• **Supplied records**
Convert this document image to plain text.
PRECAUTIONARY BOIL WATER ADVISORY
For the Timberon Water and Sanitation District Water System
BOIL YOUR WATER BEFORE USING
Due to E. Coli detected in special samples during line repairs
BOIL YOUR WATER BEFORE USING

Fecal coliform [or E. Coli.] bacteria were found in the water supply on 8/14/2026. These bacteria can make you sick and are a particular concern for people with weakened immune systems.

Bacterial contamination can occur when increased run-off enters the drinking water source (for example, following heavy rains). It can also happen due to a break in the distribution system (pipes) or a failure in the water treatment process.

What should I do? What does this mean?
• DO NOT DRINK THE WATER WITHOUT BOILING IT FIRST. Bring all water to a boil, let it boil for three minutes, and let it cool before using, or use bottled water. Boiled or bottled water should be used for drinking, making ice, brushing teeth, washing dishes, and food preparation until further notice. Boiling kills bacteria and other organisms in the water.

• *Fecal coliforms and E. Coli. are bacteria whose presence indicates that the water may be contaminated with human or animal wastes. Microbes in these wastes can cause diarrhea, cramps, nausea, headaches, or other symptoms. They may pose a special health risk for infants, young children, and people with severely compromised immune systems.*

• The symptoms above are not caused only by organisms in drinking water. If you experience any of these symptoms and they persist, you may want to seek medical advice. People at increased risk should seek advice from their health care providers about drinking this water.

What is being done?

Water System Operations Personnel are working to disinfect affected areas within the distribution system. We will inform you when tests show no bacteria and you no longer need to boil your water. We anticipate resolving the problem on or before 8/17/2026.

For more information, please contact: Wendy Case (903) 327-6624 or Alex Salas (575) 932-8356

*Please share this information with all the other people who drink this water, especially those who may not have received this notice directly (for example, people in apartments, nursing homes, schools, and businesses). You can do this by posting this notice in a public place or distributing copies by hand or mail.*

...

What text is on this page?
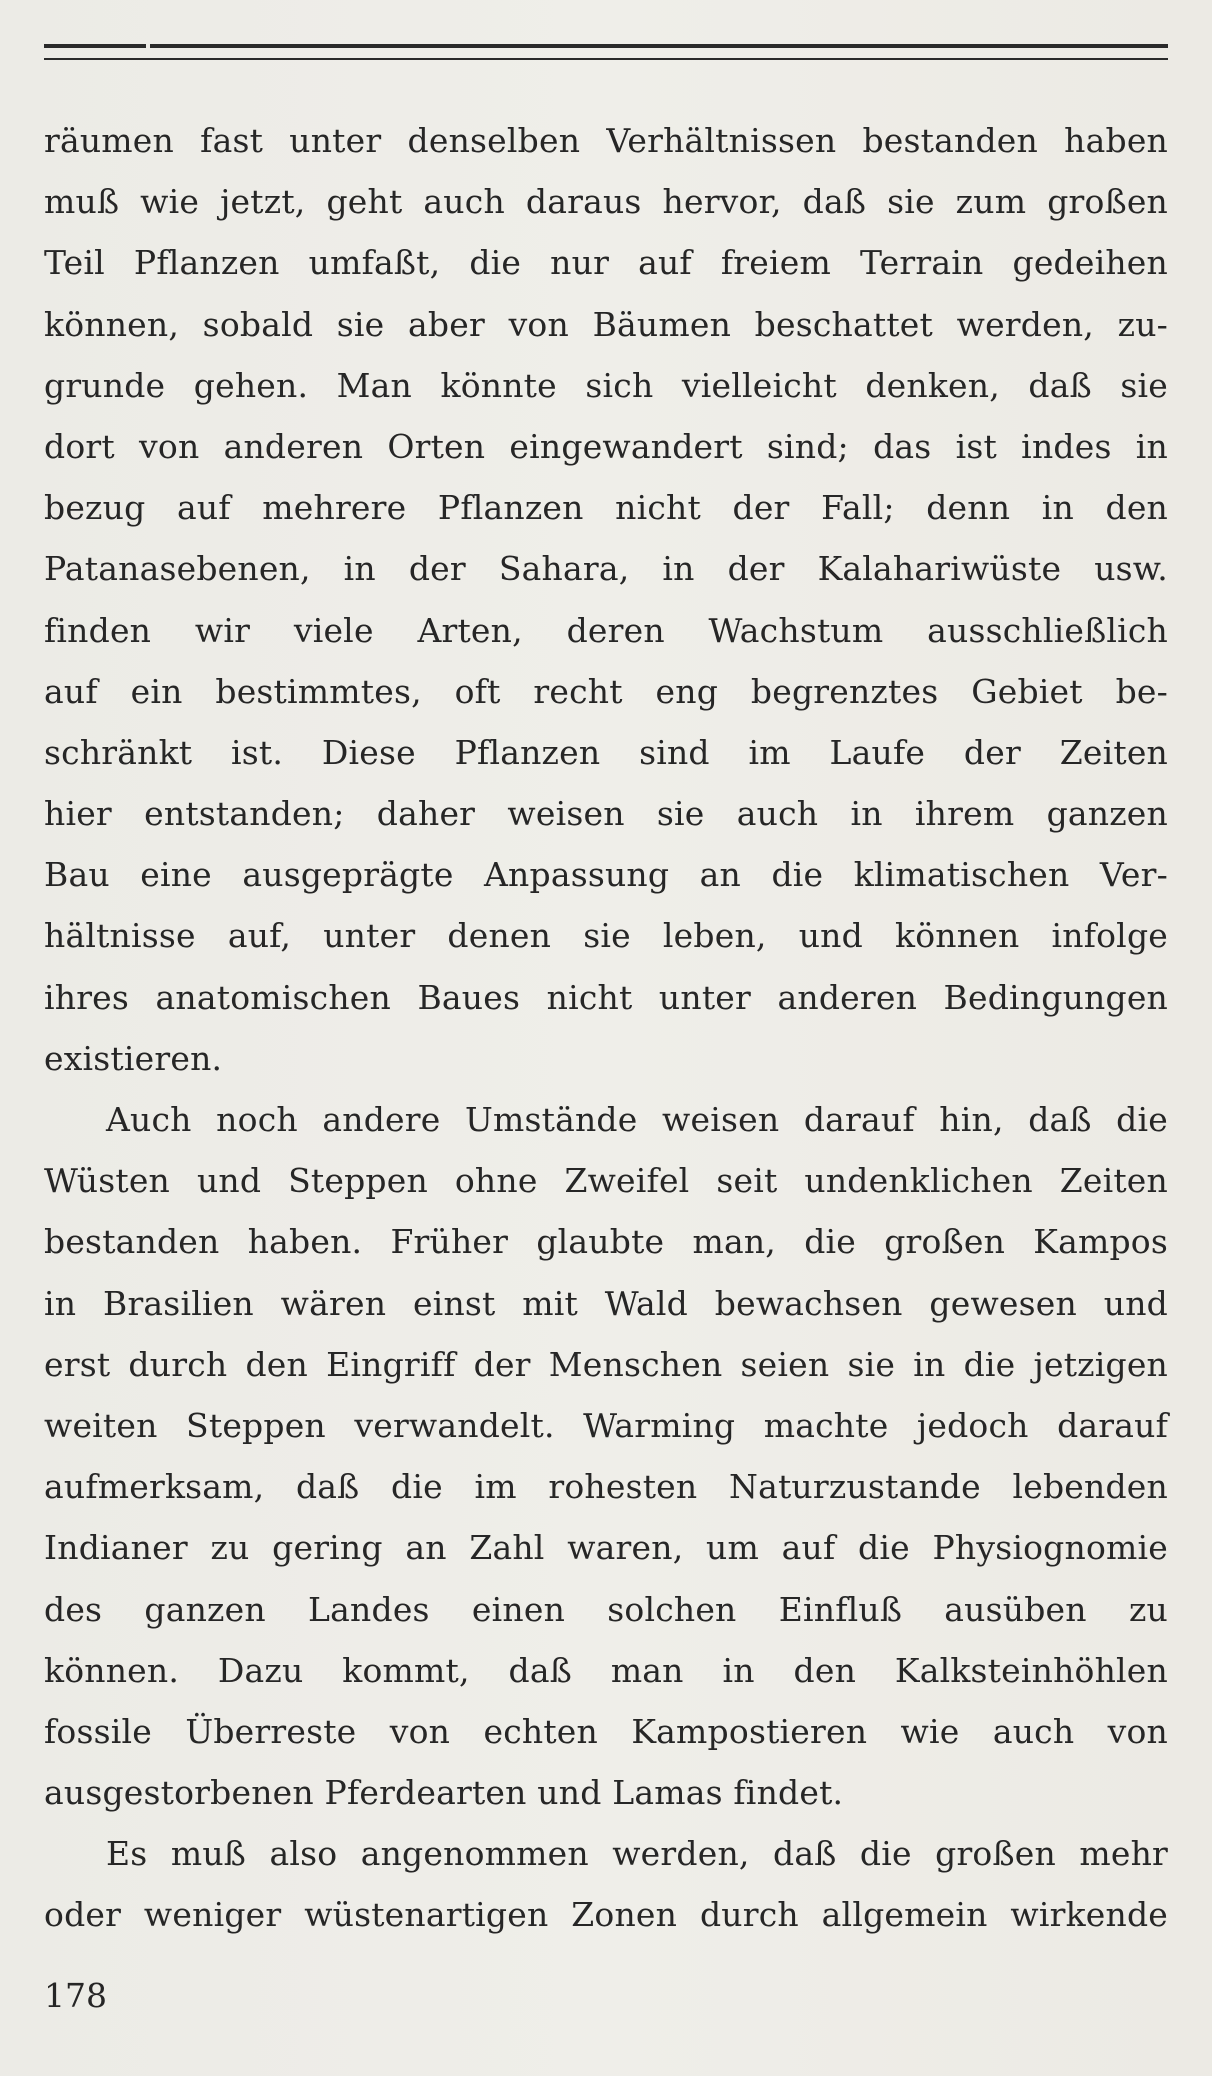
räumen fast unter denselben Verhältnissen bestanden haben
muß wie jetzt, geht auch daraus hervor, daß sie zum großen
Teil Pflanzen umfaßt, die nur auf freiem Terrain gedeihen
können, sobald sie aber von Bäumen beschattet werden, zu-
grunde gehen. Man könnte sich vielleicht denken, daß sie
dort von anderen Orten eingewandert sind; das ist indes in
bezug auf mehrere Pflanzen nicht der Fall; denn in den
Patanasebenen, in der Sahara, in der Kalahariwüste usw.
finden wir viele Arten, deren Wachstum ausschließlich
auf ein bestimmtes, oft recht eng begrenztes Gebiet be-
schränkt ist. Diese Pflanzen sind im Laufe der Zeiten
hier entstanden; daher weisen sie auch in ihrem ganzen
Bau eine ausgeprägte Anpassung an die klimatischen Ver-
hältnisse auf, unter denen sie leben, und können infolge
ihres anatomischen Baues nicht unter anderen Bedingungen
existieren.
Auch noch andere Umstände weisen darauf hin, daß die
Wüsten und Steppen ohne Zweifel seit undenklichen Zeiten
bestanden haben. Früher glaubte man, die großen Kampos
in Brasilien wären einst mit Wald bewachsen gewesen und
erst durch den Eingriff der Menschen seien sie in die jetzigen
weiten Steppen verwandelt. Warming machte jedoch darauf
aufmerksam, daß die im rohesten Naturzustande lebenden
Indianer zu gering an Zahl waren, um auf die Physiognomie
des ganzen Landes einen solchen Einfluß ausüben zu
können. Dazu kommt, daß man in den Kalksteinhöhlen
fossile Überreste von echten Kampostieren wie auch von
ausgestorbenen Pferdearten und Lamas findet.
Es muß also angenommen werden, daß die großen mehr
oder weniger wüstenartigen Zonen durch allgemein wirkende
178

--

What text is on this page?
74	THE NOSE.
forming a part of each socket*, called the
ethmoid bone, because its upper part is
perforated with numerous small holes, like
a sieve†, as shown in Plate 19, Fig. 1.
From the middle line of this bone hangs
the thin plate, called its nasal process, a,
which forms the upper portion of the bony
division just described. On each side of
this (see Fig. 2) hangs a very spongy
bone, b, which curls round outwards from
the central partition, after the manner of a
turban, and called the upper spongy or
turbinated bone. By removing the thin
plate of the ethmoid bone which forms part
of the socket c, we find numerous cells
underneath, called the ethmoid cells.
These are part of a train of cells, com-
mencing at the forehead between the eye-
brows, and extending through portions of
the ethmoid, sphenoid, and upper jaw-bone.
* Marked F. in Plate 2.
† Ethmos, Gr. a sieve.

• **Exercise goal**
Wherever the string "drinking" occurs in the records above, copy that line.

• **Completed task**
Bacterial contamination can occur when increased run-off enters the drinking water source (for example, following heavy rains). It can also happen due to a break in the distribution system (pipes) or a failure in the water treatment process.
• DO NOT DRINK THE WATER WITHOUT BOILING IT FIRST. Bring all water to a boil, let it boil for three minutes, and let it cool before using, or use bottled water. Boiled or bottled water should be used for drinking, making ice, brushing teeth, washing dishes, and food preparation until further notice. Boiling kills bacteria and other organisms in the water.
• The symptoms above are not caused only by organisms in drinking water. If you experience any of these symptoms and they persist, you may want to seek medical advice. People at increased risk should seek advice from their health care providers about drinking this water.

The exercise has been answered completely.